### CHALLENGE
In the copy, keep every record exact and leave out all images.

### DATASET EXTRACT
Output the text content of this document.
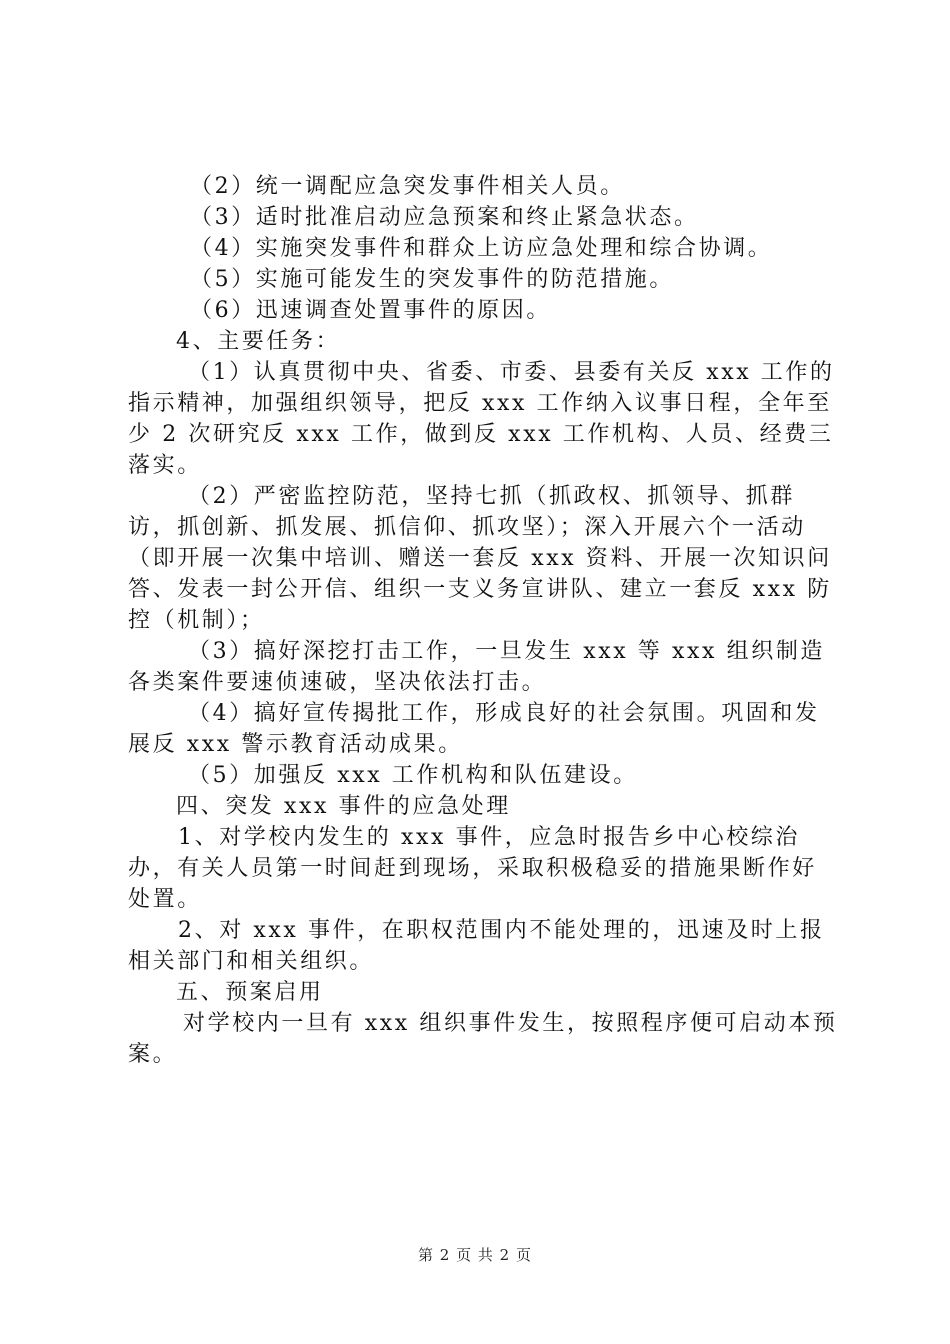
（2）统一调配应急突发事件相关人员。

（3）适时批准启动应急预案和终止紧急状态。

（4）实施突发事件和群众上访应急处理和综合协调。

（5）实施可能发生的突发事件的防范措施。

（6）迅速调查处置事件的原因。

4、主要任务：

（1）认真贯彻中央、省委、市委、县委有关反 xxx 工作的指示精神，加强组织领导，把反 xxx 工作纳入议事日程，全年至少 2 次研究反 xxx 工作，做到反 xxx 工作机构、人员、经费三落实。

（2）严密监控防范，坚持七抓（抓政权、抓领导、抓群访，抓创新、抓发展、抓信仰、抓攻坚）；深入开展六个一活动（即开展一次集中培训、赠送一套反 xxx 资料、开展一次知识问答、发表一封公开信、组织一支义务宣讲队、建立一套反 xxx 防控（机制）；

（3）搞好深挖打击工作，一旦发生 xxx 等 xxx 组织制造各类案件要速侦速破，坚决依法打击。

（4）搞好宣传揭批工作，形成良好的社会氛围。巩固和发展反 xxx 警示教育活动成果。

（5）加强反 xxx 工作机构和队伍建设。

四、突发 xxx 事件的应急处理

1、对学校内发生的 xxx 事件，应急时报告乡中心校综治办，有关人员第一时间赶到现场，采取积极稳妥的措施果断作好处置。

2、对 xxx 事件，在职权范围内不能处理的，迅速及时上报相关部门和相关组织。

五、预案启用

对学校内一旦有 xxx 组织事件发生，按照程序便可启动本预案。

第 2 页 共 2 页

### RESULT BELOW
Output the text content of this document.
（2）统一调配应急突发事件相关人员。

（3）适时批准启动应急预案和终止紧急状态。

（4）实施突发事件和群众上访应急处理和综合协调。

（5）实施可能发生的突发事件的防范措施。

（6）迅速调查处置事件的原因。

4、主要任务：

（1）认真贯彻中央、省委、市委、县委有关反 xxx 工作的指示精神，加强组织领导，把反 xxx 工作纳入议事日程，全年至少 2 次研究反 xxx 工作，做到反 xxx 工作机构、人员、经费三落实。

（2）严密监控防范，坚持七抓（抓政权、抓领导、抓群访，抓创新、抓发展、抓信仰、抓攻坚）；深入开展六个一活动（即开展一次集中培训、赠送一套反 xxx 资料、开展一次知识问答、发表一封公开信、组织一支义务宣讲队、建立一套反 xxx 防控（机制）；

（3）搞好深挖打击工作，一旦发生 xxx 等 xxx 组织制造各类案件要速侦速破，坚决依法打击。

（4）搞好宣传揭批工作，形成良好的社会氛围。巩固和发展反 xxx 警示教育活动成果。

（5）加强反 xxx 工作机构和队伍建设。

四、突发 xxx 事件的应急处理

1、对学校内发生的 xxx 事件，应急时报告乡中心校综治办，有关人员第一时间赶到现场，采取积极稳妥的措施果断作好处置。

2、对 xxx 事件，在职权范围内不能处理的，迅速及时上报相关部门和相关组织。

五、预案启用

对学校内一旦有 xxx 组织事件发生，按照程序便可启动本预案。

第 2 页 共 2 页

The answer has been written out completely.